## start ENTRIES
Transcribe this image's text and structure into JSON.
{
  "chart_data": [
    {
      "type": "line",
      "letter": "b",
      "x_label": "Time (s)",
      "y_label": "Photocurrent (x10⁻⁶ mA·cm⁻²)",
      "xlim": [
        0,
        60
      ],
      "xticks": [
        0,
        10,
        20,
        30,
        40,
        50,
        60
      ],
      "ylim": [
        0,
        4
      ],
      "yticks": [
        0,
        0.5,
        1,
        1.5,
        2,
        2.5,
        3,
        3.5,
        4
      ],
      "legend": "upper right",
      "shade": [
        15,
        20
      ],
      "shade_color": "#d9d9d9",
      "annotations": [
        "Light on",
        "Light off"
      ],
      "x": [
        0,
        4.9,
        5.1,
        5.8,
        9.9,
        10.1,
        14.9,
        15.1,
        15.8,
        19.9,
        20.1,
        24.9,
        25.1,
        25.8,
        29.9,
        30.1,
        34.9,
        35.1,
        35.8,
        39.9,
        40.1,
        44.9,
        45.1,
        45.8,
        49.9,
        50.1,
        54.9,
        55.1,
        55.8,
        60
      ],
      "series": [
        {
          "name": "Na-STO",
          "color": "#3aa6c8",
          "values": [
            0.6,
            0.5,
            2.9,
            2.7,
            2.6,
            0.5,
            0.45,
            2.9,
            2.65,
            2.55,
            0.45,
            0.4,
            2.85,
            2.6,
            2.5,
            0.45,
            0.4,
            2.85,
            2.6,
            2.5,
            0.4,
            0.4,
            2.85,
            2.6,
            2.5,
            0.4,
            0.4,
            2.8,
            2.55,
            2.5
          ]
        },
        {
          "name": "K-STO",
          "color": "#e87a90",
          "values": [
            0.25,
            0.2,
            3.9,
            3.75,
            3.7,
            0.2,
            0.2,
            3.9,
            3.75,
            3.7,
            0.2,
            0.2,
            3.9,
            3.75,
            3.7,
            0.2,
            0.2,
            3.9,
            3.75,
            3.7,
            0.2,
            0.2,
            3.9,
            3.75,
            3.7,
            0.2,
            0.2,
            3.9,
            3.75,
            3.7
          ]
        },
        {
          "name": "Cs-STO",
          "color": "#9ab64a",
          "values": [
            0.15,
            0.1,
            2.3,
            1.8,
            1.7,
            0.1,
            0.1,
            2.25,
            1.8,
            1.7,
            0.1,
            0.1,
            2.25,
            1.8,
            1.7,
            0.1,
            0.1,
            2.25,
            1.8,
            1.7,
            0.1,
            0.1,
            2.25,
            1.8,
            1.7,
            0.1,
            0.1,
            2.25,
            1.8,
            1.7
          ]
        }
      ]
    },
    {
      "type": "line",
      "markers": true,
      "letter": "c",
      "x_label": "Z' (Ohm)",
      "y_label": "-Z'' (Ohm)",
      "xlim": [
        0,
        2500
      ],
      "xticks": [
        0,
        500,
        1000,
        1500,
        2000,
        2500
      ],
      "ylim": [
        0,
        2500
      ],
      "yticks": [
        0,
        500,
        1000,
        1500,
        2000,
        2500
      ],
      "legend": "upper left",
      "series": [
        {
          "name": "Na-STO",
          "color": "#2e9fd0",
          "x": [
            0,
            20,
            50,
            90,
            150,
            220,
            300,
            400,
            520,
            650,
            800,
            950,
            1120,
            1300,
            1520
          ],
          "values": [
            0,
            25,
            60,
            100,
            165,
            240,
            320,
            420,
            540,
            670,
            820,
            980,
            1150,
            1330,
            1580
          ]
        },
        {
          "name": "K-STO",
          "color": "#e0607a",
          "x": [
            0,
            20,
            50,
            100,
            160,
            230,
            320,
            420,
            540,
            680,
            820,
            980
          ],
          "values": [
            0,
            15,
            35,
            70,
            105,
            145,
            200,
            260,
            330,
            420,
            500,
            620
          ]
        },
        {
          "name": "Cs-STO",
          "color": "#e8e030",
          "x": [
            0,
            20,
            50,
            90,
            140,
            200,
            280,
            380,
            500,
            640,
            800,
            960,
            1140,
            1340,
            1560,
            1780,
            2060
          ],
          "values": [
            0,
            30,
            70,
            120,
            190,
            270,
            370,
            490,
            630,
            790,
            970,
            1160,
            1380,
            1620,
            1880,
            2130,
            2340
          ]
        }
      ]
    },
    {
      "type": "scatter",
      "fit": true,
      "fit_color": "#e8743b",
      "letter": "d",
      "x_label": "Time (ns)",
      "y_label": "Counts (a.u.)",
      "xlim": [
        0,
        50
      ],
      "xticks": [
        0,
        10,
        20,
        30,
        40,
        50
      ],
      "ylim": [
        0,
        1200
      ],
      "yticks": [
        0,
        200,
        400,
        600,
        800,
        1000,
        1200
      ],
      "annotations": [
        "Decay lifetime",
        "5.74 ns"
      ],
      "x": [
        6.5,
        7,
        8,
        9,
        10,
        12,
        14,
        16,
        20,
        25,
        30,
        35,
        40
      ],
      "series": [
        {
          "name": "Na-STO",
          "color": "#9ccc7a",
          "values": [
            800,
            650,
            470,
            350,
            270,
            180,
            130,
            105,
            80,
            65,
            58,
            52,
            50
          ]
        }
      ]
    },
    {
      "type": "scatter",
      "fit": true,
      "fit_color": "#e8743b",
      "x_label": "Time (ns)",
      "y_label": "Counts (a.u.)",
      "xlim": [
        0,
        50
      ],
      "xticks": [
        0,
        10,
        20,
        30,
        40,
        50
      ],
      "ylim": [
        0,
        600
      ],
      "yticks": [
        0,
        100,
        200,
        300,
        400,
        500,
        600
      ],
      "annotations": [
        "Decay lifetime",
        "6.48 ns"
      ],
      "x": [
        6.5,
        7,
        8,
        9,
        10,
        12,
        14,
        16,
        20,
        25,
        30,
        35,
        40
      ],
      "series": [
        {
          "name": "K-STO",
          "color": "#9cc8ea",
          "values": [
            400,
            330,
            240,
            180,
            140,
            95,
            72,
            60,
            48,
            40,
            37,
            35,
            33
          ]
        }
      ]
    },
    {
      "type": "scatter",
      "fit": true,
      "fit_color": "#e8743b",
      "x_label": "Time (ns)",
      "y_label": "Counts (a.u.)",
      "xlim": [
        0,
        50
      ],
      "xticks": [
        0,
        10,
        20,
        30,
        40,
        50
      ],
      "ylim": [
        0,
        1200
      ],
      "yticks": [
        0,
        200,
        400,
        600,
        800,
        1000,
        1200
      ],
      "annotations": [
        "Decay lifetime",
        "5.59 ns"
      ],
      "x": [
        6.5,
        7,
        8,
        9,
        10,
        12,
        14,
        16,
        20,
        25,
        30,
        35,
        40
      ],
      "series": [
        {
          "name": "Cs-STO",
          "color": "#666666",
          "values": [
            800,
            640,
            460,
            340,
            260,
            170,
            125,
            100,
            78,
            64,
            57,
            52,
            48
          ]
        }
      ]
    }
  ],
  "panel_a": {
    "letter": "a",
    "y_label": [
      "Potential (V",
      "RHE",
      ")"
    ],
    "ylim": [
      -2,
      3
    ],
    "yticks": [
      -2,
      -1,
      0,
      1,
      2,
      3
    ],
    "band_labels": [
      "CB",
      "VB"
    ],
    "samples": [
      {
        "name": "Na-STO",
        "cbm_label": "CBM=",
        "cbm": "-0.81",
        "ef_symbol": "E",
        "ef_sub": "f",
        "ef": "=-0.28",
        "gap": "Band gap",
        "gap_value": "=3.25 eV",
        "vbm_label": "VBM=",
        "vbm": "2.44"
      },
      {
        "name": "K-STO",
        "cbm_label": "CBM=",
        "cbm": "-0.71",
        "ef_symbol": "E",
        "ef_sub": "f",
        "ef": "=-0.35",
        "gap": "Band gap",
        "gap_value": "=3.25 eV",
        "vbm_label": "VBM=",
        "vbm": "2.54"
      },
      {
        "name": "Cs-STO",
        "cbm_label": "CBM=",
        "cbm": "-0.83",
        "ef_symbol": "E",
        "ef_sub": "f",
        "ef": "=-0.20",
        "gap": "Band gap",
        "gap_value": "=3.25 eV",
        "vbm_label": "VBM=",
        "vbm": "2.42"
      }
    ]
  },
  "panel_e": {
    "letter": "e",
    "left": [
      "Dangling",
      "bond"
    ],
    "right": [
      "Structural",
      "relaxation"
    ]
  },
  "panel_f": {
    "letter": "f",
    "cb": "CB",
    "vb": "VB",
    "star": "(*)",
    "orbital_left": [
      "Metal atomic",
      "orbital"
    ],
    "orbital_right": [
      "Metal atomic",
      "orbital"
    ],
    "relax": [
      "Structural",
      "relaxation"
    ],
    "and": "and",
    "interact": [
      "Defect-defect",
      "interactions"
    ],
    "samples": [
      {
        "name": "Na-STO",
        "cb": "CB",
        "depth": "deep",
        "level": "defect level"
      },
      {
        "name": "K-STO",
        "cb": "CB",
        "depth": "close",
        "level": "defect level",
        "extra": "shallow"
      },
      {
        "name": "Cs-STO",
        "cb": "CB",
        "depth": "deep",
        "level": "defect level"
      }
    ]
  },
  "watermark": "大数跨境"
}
## end ENTRIES
- [WHAT THIS TASK INVOLVES]
What is the number of lines in the listing that include the word "legend"? Give that number and nothing else.

- [COMPLETE ANSWER]
2